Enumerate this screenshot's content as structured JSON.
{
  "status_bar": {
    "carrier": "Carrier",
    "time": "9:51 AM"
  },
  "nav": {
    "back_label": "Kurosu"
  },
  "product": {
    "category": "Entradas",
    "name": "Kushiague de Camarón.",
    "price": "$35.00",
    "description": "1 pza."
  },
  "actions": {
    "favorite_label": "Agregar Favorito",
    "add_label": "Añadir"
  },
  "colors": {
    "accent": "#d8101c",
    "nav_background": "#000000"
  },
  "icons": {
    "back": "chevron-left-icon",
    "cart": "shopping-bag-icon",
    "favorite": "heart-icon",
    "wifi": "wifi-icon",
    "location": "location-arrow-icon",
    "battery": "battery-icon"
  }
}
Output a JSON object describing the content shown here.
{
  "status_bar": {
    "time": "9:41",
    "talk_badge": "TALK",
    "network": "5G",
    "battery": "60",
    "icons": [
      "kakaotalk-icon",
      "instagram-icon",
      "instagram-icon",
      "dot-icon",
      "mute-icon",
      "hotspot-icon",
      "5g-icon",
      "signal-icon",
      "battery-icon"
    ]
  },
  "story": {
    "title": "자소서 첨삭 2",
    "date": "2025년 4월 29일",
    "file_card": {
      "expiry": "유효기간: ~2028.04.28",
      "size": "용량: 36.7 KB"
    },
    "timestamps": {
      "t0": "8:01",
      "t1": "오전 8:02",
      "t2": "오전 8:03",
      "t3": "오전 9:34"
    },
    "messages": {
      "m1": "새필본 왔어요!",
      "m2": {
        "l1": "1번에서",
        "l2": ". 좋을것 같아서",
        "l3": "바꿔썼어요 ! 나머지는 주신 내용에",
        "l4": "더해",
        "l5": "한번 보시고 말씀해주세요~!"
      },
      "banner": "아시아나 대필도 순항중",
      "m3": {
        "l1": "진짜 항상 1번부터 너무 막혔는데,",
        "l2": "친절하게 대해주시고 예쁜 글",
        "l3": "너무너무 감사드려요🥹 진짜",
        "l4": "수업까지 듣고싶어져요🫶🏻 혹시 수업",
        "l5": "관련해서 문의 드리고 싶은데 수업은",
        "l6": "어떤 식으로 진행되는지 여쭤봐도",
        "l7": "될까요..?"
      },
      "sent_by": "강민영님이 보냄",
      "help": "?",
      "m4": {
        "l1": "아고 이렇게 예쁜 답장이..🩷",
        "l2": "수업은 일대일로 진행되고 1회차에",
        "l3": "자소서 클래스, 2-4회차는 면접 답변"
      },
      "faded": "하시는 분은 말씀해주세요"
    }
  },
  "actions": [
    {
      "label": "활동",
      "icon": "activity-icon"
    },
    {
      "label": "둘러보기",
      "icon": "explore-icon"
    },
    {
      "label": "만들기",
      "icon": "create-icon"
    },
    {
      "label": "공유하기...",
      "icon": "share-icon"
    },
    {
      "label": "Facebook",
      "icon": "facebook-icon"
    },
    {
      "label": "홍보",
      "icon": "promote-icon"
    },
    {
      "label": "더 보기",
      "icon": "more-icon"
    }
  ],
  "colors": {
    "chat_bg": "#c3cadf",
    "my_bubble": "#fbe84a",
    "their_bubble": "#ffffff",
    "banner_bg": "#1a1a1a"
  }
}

**Goal of the exercise:** In the entries above, identify each line that includes the string "battery", then copy it.

**Solution below:**
    "battery": "battery-icon"
    "battery": "60",
      "battery-icon"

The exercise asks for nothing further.